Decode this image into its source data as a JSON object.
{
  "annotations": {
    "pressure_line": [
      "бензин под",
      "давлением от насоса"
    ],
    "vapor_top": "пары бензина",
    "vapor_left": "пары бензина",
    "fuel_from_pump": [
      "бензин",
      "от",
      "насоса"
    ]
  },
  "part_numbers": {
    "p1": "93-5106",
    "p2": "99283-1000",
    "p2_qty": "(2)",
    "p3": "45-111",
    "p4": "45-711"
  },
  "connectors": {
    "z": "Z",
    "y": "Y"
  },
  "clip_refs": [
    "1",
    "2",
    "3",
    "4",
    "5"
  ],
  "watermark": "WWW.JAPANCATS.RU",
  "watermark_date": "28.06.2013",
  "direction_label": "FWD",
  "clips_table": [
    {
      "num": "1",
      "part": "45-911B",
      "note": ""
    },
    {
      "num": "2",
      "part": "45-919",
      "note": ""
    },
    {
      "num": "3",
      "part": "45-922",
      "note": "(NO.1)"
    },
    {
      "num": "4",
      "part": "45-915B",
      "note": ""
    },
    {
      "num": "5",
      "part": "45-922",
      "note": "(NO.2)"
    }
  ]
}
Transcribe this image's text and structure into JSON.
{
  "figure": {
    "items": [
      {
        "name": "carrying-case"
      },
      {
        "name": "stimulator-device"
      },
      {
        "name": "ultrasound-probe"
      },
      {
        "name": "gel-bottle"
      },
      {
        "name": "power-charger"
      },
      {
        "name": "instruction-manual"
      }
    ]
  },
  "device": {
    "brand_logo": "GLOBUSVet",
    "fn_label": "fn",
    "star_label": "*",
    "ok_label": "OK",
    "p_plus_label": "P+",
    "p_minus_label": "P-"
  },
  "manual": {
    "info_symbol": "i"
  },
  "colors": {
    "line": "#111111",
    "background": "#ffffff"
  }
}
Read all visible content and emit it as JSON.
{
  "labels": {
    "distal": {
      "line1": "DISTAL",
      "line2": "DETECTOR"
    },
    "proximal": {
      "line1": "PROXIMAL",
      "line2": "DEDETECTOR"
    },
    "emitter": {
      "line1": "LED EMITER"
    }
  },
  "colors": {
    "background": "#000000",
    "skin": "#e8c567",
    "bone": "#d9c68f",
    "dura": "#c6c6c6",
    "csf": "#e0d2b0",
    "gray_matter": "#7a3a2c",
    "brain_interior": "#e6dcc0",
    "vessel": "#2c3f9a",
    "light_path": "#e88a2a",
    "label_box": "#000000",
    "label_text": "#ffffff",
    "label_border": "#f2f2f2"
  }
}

#### What is expected:
Show the lines where the word "into" appears in the entries.

#### Result of the exercise:
Decode this image into its source data as a JSON object.
Transcribe this image's text and structure into JSON.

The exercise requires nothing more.